### What you should do
Can the data below be set down again exactly, line for line?

### Data shown

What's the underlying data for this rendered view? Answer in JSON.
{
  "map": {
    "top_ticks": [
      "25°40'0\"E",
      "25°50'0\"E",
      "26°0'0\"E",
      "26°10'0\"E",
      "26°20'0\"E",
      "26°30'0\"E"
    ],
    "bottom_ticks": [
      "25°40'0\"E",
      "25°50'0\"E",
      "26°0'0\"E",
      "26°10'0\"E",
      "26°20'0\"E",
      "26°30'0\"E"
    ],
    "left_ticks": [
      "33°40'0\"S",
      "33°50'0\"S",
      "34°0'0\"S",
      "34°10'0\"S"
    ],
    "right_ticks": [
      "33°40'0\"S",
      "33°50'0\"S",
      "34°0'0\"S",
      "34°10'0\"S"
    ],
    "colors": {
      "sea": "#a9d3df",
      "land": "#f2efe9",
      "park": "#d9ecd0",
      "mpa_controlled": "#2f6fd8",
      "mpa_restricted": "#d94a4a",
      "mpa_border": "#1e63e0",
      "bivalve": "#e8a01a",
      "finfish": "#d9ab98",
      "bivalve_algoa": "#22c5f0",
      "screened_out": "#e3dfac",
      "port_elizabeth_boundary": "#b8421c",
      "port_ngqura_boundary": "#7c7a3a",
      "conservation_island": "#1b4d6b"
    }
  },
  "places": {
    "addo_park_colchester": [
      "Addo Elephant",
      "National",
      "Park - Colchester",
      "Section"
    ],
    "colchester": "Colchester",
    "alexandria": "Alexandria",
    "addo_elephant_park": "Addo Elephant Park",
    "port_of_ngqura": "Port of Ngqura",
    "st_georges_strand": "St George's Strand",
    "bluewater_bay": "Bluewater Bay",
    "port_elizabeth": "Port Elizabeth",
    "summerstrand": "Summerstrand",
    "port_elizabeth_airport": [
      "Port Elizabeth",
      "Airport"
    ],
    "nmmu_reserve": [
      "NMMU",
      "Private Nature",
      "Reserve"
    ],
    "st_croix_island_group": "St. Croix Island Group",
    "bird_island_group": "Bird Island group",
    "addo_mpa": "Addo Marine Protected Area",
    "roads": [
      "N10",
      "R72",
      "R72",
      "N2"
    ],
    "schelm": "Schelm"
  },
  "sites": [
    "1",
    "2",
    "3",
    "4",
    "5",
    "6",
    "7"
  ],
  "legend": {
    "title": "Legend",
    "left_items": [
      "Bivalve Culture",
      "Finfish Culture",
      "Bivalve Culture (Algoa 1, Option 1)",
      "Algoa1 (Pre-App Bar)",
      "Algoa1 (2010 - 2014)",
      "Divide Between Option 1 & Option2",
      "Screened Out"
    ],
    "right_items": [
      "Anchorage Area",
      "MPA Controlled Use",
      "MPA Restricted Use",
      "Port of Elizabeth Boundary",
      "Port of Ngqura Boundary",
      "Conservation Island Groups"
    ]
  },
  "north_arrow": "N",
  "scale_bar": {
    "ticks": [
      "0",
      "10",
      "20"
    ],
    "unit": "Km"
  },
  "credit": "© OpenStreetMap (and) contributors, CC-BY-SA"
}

### Solution below
What's the underlying data for this rendered view? Answer in JSON.
{
  "map": {
    "top_ticks": [
      "25°40'0\"E",
      "25°50'0\"E",
      "26°0'0\"E",
      "26°10'0\"E",
      "26°20'0\"E",
      "26°30'0\"E"
    ],
    "bottom_ticks": [
      "25°40'0\"E",
      "25°50'0\"E",
      "26°0'0\"E",
      "26°10'0\"E",
      "26°20'0\"E",
      "26°30'0\"E"
    ],
    "left_ticks": [
      "33°40'0\"S",
      "33°50'0\"S",
      "34°0'0\"S",
      "34°10'0\"S"
    ],
    "right_ticks": [
      "33°40'0\"S",
      "33°50'0\"S",
      "34°0'0\"S",
      "34°10'0\"S"
    ],
    "colors": {
      "sea": "#a9d3df",
      "land": "#f2efe9",
      "park": "#d9ecd0",
      "mpa_controlled": "#2f6fd8",
      "mpa_restricted": "#d94a4a",
      "mpa_border": "#1e63e0",
      "bivalve": "#e8a01a",
      "finfish": "#d9ab98",
      "bivalve_algoa": "#22c5f0",
      "screened_out": "#e3dfac",
      "port_elizabeth_boundary": "#b8421c",
      "port_ngqura_boundary": "#7c7a3a",
      "conservation_island": "#1b4d6b"
    }
  },
  "places": {
    "addo_park_colchester": [
      "Addo Elephant",
      "National",
      "Park - Colchester",
      "Section"
    ],
    "colchester": "Colchester",
    "alexandria": "Alexandria",
    "addo_elephant_park": "Addo Elephant Park",
    "port_of_ngqura": "Port of Ngqura",
    "st_georges_strand": "St George's Strand",
    "bluewater_bay": "Bluewater Bay",
    "port_elizabeth": "Port Elizabeth",
    "summerstrand": "Summerstrand",
    "port_elizabeth_airport": [
      "Port Elizabeth",
      "Airport"
    ],
    "nmmu_reserve": [
      "NMMU",
      "Private Nature",
      "Reserve"
    ],
    "st_croix_island_group": "St. Croix Island Group",
    "bird_island_group": "Bird Island group",
    "addo_mpa": "Addo Marine Protected Area",
    "roads": [
      "N10",
      "R72",
      "R72",
      "N2"
    ],
    "schelm": "Schelm"
  },
  "sites": [
    "1",
    "2",
    "3",
    "4",
    "5",
    "6",
    "7"
  ],
  "legend": {
    "title": "Legend",
    "left_items": [
      "Bivalve Culture",
      "Finfish Culture",
      "Bivalve Culture (Algoa 1, Option 1)",
      "Algoa1 (Pre-App Bar)",
      "Algoa1 (2010 - 2014)",
      "Divide Between Option 1 & Option2",
      "Screened Out"
    ],
    "right_items": [
      "Anchorage Area",
      "MPA Controlled Use",
      "MPA Restricted Use",
      "Port of Elizabeth Boundary",
      "Port of Ngqura Boundary",
      "Conservation Island Groups"
    ]
  },
  "north_arrow": "N",
  "scale_bar": {
    "ticks": [
      "0",
      "10",
      "20"
    ],
    "unit": "Km"
  },
  "credit": "© OpenStreetMap (and) contributors, CC-BY-SA"
}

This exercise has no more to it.